→ Task directions:
Drop every picture, then transcribe the remaining data exactly.

→ Dataset rows:
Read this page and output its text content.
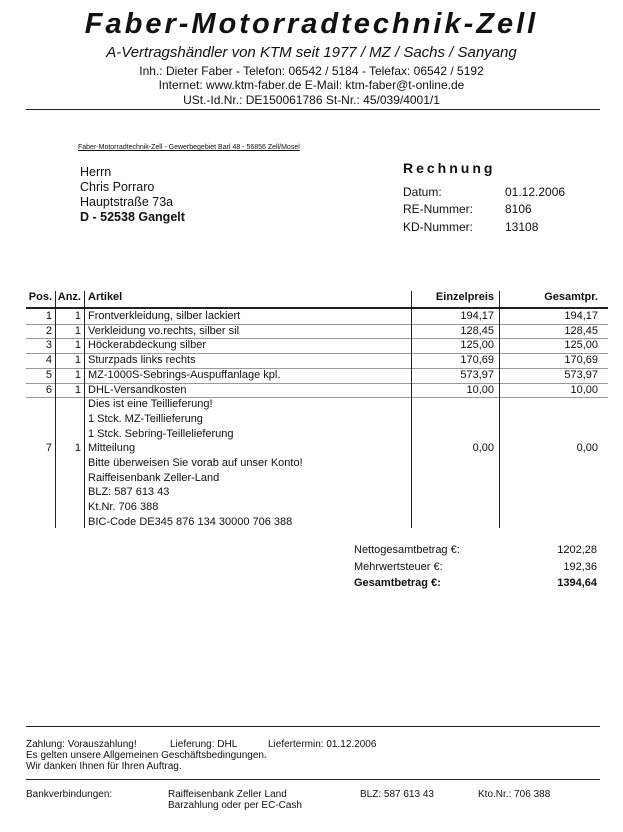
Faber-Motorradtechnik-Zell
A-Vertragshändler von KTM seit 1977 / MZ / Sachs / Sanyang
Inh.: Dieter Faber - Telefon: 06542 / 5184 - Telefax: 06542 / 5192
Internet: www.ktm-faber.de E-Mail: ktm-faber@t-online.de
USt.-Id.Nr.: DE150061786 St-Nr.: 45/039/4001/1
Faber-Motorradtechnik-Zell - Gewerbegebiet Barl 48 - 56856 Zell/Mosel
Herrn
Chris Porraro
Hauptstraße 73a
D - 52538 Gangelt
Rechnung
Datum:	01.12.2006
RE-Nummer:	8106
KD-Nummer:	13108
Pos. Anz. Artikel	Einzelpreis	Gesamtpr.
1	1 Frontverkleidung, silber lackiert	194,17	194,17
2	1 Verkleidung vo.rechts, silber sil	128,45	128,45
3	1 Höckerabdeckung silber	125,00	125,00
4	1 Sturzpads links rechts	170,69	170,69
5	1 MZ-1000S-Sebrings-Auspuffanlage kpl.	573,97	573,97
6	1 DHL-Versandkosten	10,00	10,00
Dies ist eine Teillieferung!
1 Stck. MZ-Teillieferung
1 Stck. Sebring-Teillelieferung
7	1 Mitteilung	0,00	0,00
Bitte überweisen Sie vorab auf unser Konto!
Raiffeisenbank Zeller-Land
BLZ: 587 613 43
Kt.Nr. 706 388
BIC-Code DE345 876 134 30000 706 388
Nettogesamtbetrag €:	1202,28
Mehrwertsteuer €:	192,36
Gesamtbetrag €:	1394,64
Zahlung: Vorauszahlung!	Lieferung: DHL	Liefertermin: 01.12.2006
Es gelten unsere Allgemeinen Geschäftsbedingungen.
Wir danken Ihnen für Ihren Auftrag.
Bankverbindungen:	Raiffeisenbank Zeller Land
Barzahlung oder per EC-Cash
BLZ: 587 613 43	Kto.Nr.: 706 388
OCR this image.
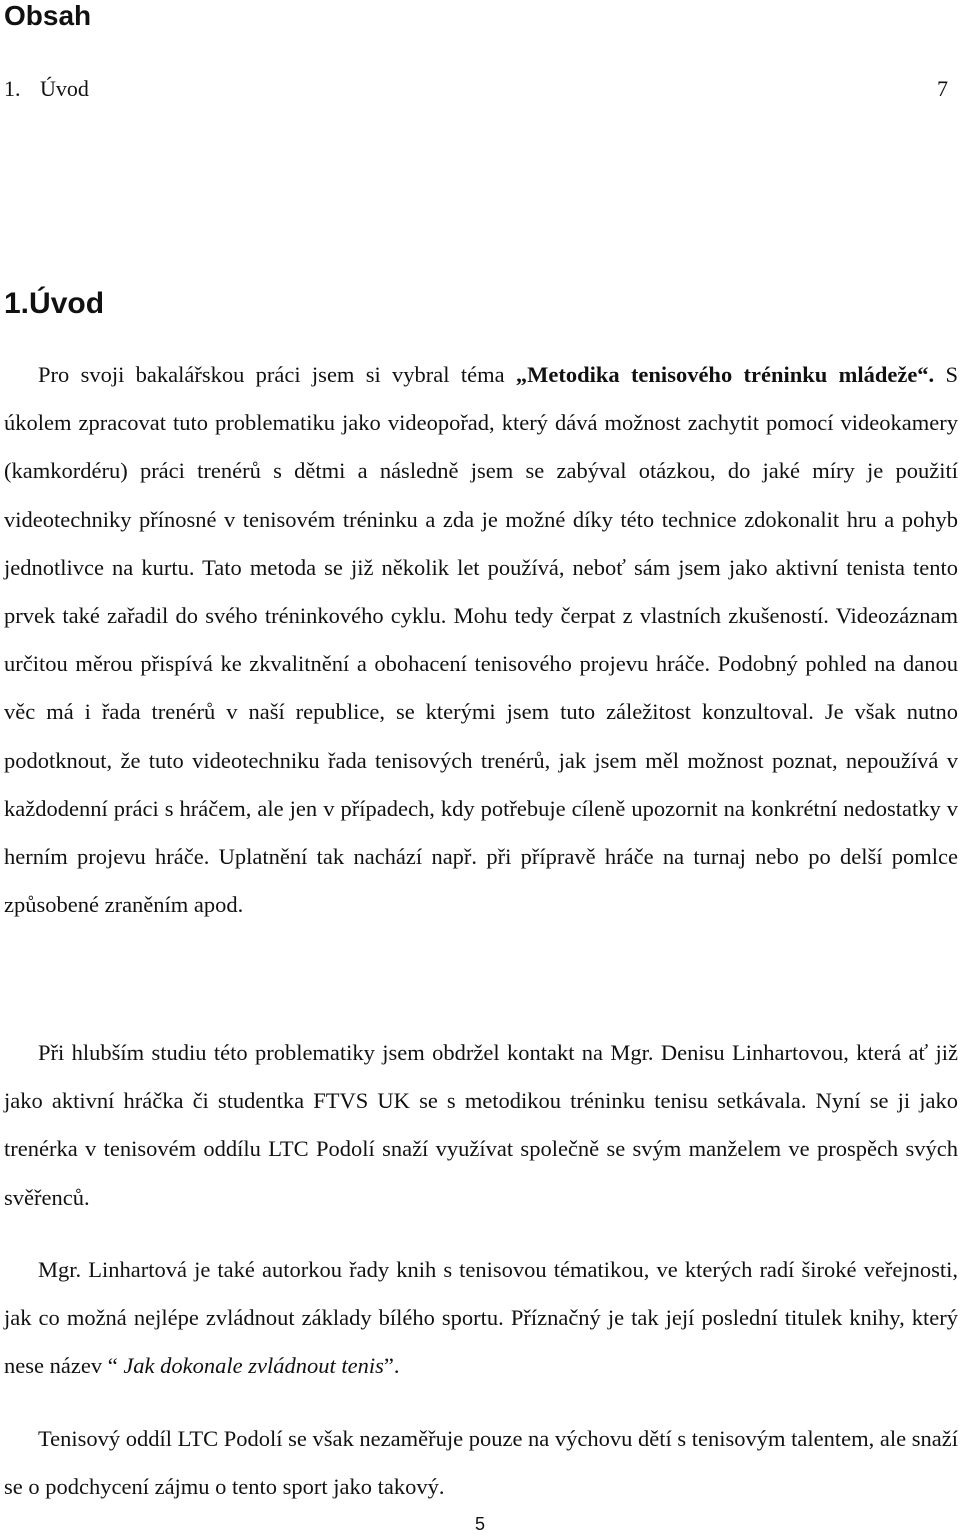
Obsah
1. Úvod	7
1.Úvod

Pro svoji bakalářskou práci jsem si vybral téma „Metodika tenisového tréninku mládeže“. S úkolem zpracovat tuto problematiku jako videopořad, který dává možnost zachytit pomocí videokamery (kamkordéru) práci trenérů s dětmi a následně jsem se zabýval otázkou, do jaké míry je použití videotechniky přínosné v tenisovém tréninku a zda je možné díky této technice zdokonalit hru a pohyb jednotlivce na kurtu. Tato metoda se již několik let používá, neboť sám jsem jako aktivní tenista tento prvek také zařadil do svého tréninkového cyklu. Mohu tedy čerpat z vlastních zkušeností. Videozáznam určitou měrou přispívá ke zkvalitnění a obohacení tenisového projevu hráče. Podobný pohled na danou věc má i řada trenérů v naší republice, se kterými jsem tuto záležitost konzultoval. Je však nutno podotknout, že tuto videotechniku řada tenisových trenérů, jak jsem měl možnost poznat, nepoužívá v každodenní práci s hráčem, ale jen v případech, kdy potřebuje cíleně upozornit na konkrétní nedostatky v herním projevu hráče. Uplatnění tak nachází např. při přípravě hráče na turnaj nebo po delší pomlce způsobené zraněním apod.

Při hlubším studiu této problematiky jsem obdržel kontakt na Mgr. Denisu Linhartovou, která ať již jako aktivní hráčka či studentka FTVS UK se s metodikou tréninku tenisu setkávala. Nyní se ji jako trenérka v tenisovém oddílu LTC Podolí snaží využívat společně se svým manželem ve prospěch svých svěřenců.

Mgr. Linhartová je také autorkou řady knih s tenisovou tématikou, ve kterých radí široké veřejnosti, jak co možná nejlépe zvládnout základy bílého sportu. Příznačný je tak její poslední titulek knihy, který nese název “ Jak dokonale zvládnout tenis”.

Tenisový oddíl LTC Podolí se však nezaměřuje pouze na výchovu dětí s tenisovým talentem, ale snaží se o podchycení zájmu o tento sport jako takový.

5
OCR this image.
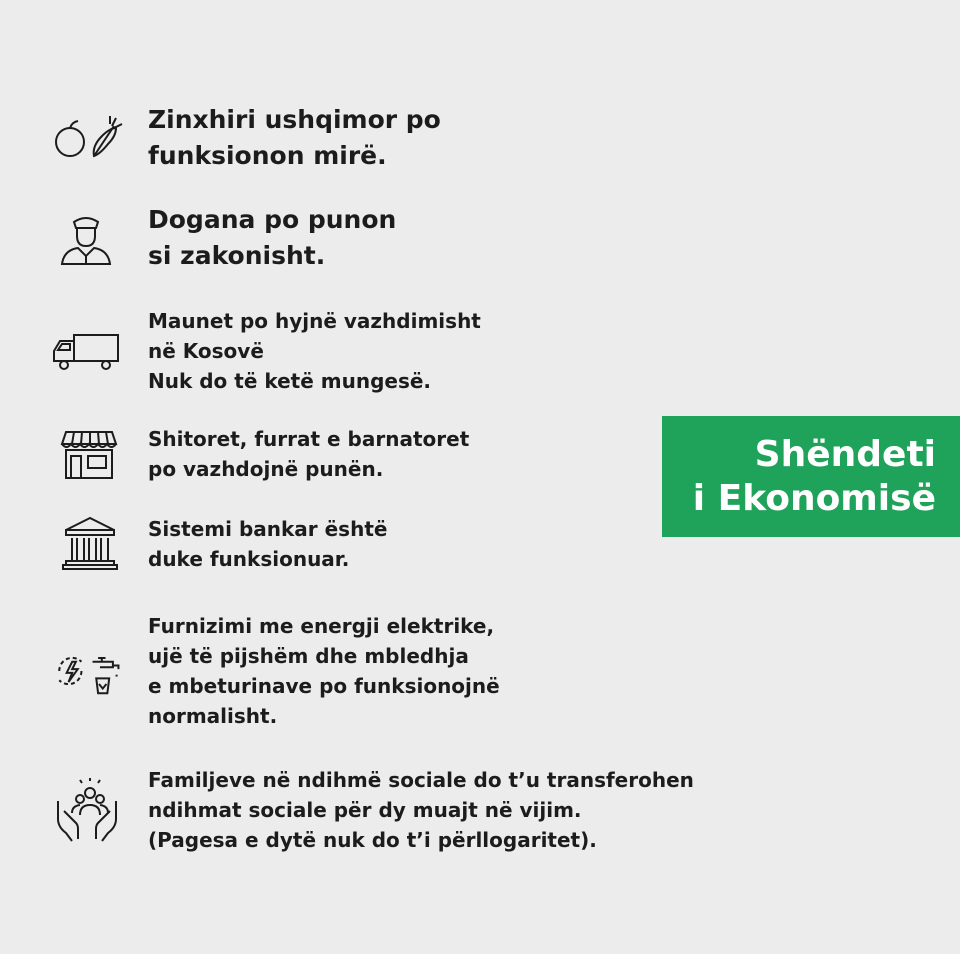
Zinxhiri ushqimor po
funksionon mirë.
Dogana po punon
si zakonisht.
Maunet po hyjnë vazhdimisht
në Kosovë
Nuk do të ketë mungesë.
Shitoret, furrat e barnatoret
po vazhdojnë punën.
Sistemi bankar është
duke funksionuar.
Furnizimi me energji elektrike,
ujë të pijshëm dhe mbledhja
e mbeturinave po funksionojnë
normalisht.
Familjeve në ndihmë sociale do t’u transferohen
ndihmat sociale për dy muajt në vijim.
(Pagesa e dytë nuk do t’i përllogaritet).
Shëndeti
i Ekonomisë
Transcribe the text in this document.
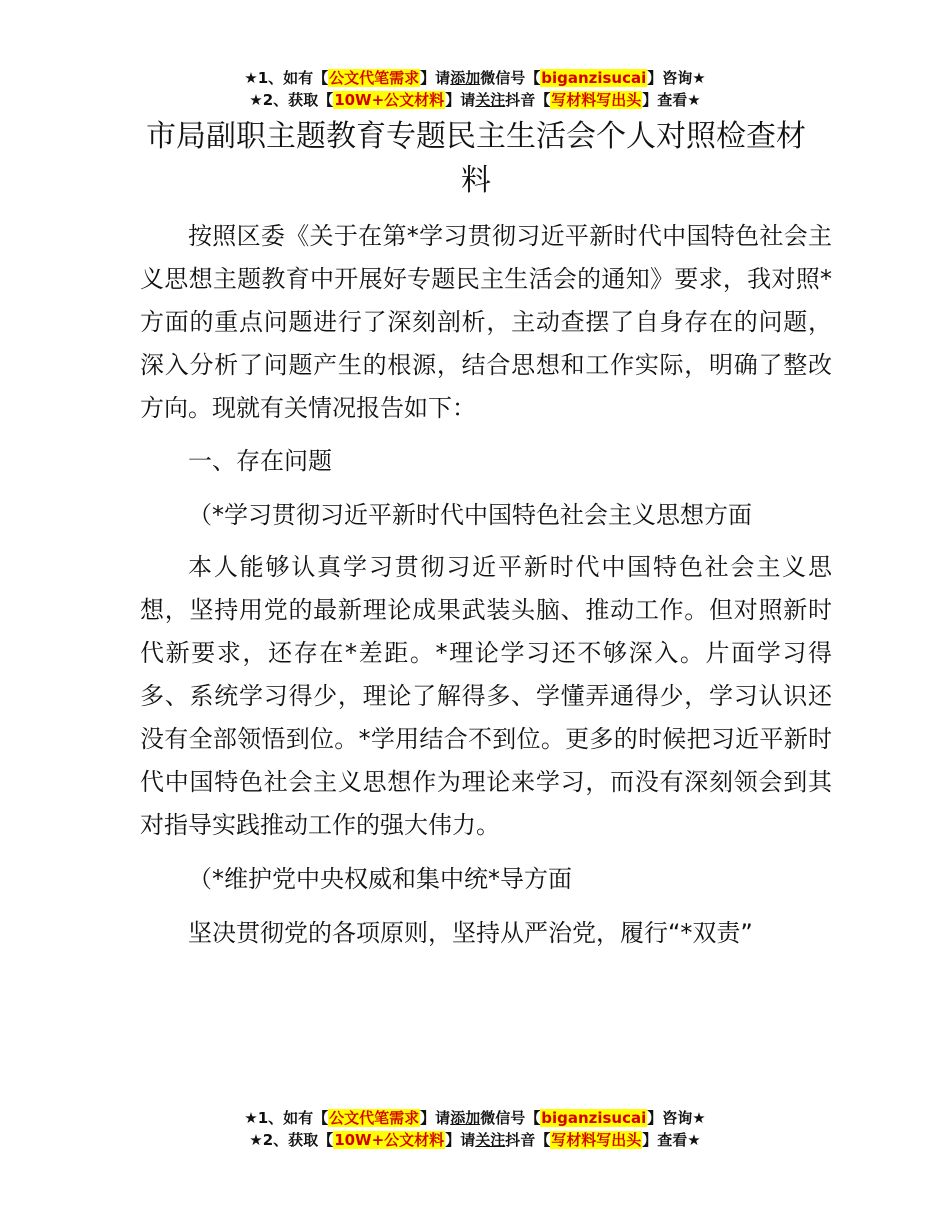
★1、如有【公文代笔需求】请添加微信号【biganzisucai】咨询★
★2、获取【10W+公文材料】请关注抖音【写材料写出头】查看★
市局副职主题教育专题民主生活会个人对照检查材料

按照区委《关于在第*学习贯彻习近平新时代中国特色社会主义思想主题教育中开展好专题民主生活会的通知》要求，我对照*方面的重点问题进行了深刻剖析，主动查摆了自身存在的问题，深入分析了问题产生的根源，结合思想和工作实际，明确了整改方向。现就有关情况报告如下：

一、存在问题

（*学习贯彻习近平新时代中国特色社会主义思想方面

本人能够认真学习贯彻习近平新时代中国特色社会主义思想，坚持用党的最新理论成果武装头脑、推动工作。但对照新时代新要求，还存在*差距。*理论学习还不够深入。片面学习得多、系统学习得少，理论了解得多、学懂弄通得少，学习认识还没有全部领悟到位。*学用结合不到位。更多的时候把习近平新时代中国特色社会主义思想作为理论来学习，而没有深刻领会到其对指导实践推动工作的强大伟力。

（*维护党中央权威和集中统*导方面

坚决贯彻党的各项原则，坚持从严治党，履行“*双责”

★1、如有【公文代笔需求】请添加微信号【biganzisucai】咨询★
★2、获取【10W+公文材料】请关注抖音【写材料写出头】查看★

→ Solution:
Read this page and output its text content.
Faber-Motorradtechnik-Zell
A-Vertragshändler von KTM seit 1977 / MZ / Sachs / Sanyang
Inh.: Dieter Faber - Telefon: 06542 / 5184 - Telefax: 06542 / 5192
Internet: www.ktm-faber.de E-Mail: ktm-faber@t-online.de
USt.-Id.Nr.: DE150061786 St-Nr.: 45/039/4001/1
Faber-Motorradtechnik-Zell - Gewerbegebiet Barl 48 - 56856 Zell/Mosel
Herrn
Chris Porraro
Hauptstraße 73a
D - 52538 Gangelt
Rechnung
Datum:	01.12.2006
RE-Nummer:	8106
KD-Nummer:	13108
Pos. Anz. Artikel	Einzelpreis	Gesamtpr.
1	1 Frontverkleidung, silber lackiert	194,17	194,17
2	1 Verkleidung vo.rechts, silber sil	128,45	128,45
3	1 Höckerabdeckung silber	125,00	125,00
4	1 Sturzpads links rechts	170,69	170,69
5	1 MZ-1000S-Sebrings-Auspuffanlage kpl.	573,97	573,97
6	1 DHL-Versandkosten	10,00	10,00
Dies ist eine Teillieferung!
1 Stck. MZ-Teillieferung
1 Stck. Sebring-Teillelieferung
7	1 Mitteilung	0,00	0,00
Bitte überweisen Sie vorab auf unser Konto!
Raiffeisenbank Zeller-Land
BLZ: 587 613 43
Kt.Nr. 706 388
BIC-Code DE345 876 134 30000 706 388
Nettogesamtbetrag €:	1202,28
Mehrwertsteuer €:	192,36
Gesamtbetrag €:	1394,64
Zahlung: Vorauszahlung!	Lieferung: DHL	Liefertermin: 01.12.2006
Es gelten unsere Allgemeinen Geschäftsbedingungen.
Wir danken Ihnen für Ihren Auftrag.
Bankverbindungen:	Raiffeisenbank Zeller Land
Barzahlung oder per EC-Cash
BLZ: 587 613 43	Kto.Nr.: 706 388
OCR this image.
Obsah
1. Úvod	7
1.Úvod

Pro svoji bakalářskou práci jsem si vybral téma „Metodika tenisového tréninku mládeže“. S úkolem zpracovat tuto problematiku jako videopořad, který dává možnost zachytit pomocí videokamery (kamkordéru) práci trenérů s dětmi a následně jsem se zabýval otázkou, do jaké míry je použití videotechniky přínosné v tenisovém tréninku a zda je možné díky této technice zdokonalit hru a pohyb jednotlivce na kurtu. Tato metoda se již několik let používá, neboť sám jsem jako aktivní tenista tento prvek také zařadil do svého tréninkového cyklu. Mohu tedy čerpat z vlastních zkušeností. Videozáznam určitou měrou přispívá ke zkvalitnění a obohacení tenisového projevu hráče. Podobný pohled na danou věc má i řada trenérů v naší republice, se kterými jsem tuto záležitost konzultoval. Je však nutno podotknout, že tuto videotechniku řada tenisových trenérů, jak jsem měl možnost poznat, nepoužívá v každodenní práci s hráčem, ale jen v případech, kdy potřebuje cíleně upozornit na konkrétní nedostatky v herním projevu hráče. Uplatnění tak nachází např. při přípravě hráče na turnaj nebo po delší pomlce způsobené zraněním apod.

Při hlubším studiu této problematiky jsem obdržel kontakt na Mgr. Denisu Linhartovou, která ať již jako aktivní hráčka či studentka FTVS UK se s metodikou tréninku tenisu setkávala. Nyní se ji jako trenérka v tenisovém oddílu LTC Podolí snaží využívat společně se svým manželem ve prospěch svých svěřenců.

Mgr. Linhartová je také autorkou řady knih s tenisovou tématikou, ve kterých radí široké veřejnosti, jak co možná nejlépe zvládnout základy bílého sportu. Příznačný je tak její poslední titulek knihy, který nese název “ Jak dokonale zvládnout tenis”.

Tenisový oddíl LTC Podolí se však nezaměřuje pouze na výchovu dětí s tenisovým talentem, ale snaží se o podchycení zájmu o tento sport jako takový.

5
OCR this image.
Zinxhiri ushqimor po
funksionon mirë.
Dogana po punon
si zakonisht.
Maunet po hyjnë vazhdimisht
në Kosovë
Nuk do të ketë mungesë.
Shitoret, furrat e barnatoret
po vazhdojnë punën.
Sistemi bankar është
duke funksionuar.
Furnizimi me energji elektrike,
ujë të pijshëm dhe mbledhja
e mbeturinave po funksionojnë
normalisht.
Familjeve në ndihmë sociale do t’u transferohen
ndihmat sociale për dy muajt në vijim.
(Pagesa e dytë nuk do t’i përllogaritet).
Shëndeti
i Ekonomisë
Transcribe the text in this document.
★1、如有【公文代笔需求】请添加微信号【biganzisucai】咨询★
★2、获取【10W+公文材料】请关注抖音【写材料写出头】查看★
市局副职主题教育专题民主生活会个人对照检查材料

按照区委《关于在第*学习贯彻习近平新时代中国特色社会主义思想主题教育中开展好专题民主生活会的通知》要求，我对照*方面的重点问题进行了深刻剖析，主动查摆了自身存在的问题，深入分析了问题产生的根源，结合思想和工作实际，明确了整改方向。现就有关情况报告如下：

一、存在问题

（*学习贯彻习近平新时代中国特色社会主义思想方面

本人能够认真学习贯彻习近平新时代中国特色社会主义思想，坚持用党的最新理论成果武装头脑、推动工作。但对照新时代新要求，还存在*差距。*理论学习还不够深入。片面学习得多、系统学习得少，理论了解得多、学懂弄通得少，学习认识还没有全部领悟到位。*学用结合不到位。更多的时候把习近平新时代中国特色社会主义思想作为理论来学习，而没有深刻领会到其对指导实践推动工作的强大伟力。

（*维护党中央权威和集中统*导方面

坚决贯彻党的各项原则，坚持从严治党，履行“*双责”

★1、如有【公文代笔需求】请添加微信号【biganzisucai】咨询★
★2、获取【10W+公文材料】请关注抖音【写材料写出头】查看★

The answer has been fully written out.